* _Dataset rows_:
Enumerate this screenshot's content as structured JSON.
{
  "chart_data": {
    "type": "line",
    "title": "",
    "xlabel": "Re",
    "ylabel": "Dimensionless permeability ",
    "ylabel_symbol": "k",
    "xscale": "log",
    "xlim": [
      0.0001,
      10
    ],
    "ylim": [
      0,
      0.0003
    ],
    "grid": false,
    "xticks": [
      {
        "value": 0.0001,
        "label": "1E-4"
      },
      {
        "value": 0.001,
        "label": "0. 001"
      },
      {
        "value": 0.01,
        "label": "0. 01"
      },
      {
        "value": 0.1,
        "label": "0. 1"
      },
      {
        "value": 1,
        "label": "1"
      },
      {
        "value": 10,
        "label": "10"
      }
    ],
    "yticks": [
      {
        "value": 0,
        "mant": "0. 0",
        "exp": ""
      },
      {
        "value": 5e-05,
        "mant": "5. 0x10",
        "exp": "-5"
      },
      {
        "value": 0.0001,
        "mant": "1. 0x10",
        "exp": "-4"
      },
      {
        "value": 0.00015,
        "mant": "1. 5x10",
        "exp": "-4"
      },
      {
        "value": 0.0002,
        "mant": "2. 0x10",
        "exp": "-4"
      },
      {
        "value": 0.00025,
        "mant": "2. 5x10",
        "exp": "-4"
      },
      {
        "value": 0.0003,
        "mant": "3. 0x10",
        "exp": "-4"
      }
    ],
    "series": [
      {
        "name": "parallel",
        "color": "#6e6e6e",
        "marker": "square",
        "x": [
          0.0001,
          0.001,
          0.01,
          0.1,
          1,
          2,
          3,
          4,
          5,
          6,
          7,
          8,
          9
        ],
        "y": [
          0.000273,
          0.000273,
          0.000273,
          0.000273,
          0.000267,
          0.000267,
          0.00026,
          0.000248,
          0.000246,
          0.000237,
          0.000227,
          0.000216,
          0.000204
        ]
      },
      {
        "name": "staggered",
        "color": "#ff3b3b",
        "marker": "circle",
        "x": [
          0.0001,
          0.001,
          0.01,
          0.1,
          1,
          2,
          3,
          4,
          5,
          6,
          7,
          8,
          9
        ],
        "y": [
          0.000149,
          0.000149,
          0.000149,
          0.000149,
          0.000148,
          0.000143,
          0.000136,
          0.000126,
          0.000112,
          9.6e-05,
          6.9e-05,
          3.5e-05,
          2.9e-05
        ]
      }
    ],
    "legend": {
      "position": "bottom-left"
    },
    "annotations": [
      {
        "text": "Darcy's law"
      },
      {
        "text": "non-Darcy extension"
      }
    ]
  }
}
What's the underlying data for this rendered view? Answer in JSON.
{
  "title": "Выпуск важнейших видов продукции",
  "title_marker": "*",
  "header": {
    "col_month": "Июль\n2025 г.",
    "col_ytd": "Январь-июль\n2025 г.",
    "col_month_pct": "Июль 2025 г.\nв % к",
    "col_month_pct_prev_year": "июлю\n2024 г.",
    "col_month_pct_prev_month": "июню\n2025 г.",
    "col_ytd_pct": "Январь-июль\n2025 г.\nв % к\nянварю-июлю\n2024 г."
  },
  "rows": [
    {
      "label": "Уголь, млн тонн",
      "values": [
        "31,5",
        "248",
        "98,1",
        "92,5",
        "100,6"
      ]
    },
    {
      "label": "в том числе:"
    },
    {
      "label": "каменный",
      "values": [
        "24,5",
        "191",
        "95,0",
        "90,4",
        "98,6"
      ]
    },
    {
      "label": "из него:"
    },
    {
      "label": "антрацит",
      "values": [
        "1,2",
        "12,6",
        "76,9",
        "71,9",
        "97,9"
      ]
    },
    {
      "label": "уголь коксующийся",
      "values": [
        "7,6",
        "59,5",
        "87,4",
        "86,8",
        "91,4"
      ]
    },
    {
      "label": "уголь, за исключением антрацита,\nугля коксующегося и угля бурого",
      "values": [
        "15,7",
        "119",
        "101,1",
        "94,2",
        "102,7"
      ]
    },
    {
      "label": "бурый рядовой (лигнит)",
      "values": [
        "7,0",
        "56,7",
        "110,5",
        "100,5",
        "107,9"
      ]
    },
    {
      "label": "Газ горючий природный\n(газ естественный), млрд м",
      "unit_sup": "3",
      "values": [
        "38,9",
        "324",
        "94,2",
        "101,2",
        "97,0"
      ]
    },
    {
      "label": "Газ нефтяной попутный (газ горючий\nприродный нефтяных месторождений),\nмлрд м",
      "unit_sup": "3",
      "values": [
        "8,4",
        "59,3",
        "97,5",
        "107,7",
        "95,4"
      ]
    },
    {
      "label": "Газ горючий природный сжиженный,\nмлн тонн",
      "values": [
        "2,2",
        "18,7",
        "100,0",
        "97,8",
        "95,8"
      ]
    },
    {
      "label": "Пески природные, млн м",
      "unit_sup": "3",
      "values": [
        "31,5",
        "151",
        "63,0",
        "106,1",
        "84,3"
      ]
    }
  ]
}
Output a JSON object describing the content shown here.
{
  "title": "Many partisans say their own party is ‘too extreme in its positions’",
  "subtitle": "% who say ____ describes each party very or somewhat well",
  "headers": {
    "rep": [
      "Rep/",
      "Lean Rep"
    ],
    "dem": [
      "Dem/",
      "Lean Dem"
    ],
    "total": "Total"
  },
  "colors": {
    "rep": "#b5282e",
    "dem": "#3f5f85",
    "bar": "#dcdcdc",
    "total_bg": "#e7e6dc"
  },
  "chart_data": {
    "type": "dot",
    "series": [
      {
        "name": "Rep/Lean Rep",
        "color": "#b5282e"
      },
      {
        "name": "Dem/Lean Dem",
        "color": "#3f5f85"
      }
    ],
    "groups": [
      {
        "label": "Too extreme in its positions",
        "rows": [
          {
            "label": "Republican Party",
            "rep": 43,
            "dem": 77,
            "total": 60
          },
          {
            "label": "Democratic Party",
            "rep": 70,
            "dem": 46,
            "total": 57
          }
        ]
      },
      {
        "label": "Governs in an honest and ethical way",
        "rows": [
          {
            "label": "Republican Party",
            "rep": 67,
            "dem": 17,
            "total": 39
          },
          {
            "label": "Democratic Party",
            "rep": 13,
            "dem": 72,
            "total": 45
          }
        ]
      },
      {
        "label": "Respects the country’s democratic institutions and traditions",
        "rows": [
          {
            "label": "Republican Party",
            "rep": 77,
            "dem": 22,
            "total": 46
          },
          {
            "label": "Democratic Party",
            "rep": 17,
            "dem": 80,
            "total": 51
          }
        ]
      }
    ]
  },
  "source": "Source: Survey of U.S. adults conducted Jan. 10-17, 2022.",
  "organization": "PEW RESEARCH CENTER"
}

* _Directions_:
Among the entries above, identify all lines with "Январь" and copy them.

* _Completed exercise_:
    "col_ytd": "Январь-июль\n2025 г.",
    "col_ytd_pct": "Январь-июль\n2025 г.\nв % к\nянварю-июлю\n2024 г."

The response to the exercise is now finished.